--- START ---

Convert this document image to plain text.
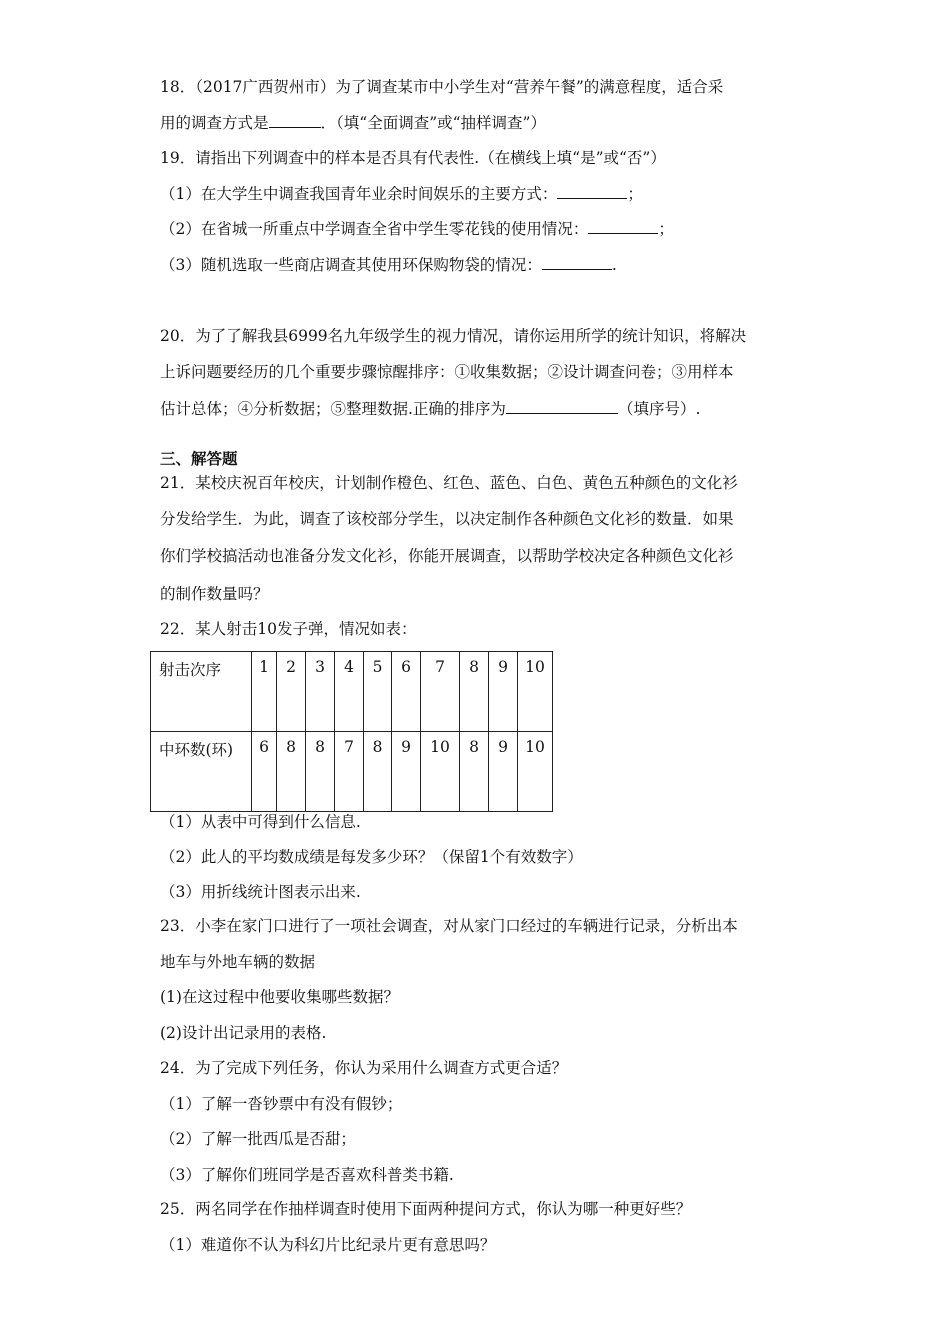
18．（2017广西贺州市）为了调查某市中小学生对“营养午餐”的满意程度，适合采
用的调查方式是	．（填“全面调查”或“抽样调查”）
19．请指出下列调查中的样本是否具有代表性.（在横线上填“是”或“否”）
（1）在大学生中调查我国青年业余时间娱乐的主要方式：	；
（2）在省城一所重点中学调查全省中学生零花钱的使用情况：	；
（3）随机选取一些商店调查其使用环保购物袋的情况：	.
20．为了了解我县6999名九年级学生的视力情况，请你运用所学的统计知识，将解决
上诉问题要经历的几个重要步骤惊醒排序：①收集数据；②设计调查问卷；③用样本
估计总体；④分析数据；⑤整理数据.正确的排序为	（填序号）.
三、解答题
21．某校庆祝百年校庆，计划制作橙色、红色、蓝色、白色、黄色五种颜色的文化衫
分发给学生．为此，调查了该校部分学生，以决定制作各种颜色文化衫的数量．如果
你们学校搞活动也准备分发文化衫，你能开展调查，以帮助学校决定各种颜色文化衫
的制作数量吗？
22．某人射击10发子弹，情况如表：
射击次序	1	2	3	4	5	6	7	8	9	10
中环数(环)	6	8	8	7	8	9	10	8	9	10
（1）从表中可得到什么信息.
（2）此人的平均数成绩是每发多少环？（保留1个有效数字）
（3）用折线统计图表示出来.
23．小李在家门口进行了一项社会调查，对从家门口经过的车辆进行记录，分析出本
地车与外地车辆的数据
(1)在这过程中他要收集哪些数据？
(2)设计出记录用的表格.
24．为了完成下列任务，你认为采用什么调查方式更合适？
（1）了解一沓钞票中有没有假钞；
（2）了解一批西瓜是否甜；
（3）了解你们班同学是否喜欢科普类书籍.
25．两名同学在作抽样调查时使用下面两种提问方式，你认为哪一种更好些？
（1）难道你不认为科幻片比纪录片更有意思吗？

--- END ---

WHAT IS BEING ASKED –
Output every entry word for word, but omit the pictures.

RESULT –
Convert this document image to plain text.
18．（2017广西贺州市）为了调查某市中小学生对“营养午餐”的满意程度，适合采
用的调查方式是	．（填“全面调查”或“抽样调查”）
19．请指出下列调查中的样本是否具有代表性.（在横线上填“是”或“否”）
（1）在大学生中调查我国青年业余时间娱乐的主要方式：	；
（2）在省城一所重点中学调查全省中学生零花钱的使用情况：	；
（3）随机选取一些商店调查其使用环保购物袋的情况：	.
20．为了了解我县6999名九年级学生的视力情况，请你运用所学的统计知识，将解决
上诉问题要经历的几个重要步骤惊醒排序：①收集数据；②设计调查问卷；③用样本
估计总体；④分析数据；⑤整理数据.正确的排序为	（填序号）.
三、解答题
21．某校庆祝百年校庆，计划制作橙色、红色、蓝色、白色、黄色五种颜色的文化衫
分发给学生．为此，调查了该校部分学生，以决定制作各种颜色文化衫的数量．如果
你们学校搞活动也准备分发文化衫，你能开展调查，以帮助学校决定各种颜色文化衫
的制作数量吗？
22．某人射击10发子弹，情况如表：
射击次序	1	2	3	4	5	6	7	8	9	10
中环数(环)	6	8	8	7	8	9	10	8	9	10
（1）从表中可得到什么信息.
（2）此人的平均数成绩是每发多少环？（保留1个有效数字）
（3）用折线统计图表示出来.
23．小李在家门口进行了一项社会调查，对从家门口经过的车辆进行记录，分析出本
地车与外地车辆的数据
(1)在这过程中他要收集哪些数据？
(2)设计出记录用的表格.
24．为了完成下列任务，你认为采用什么调查方式更合适？
（1）了解一沓钞票中有没有假钞；
（2）了解一批西瓜是否甜；
（3）了解你们班同学是否喜欢科普类书籍.
25．两名同学在作抽样调查时使用下面两种提问方式，你认为哪一种更好些？
（1）难道你不认为科幻片比纪录片更有意思吗？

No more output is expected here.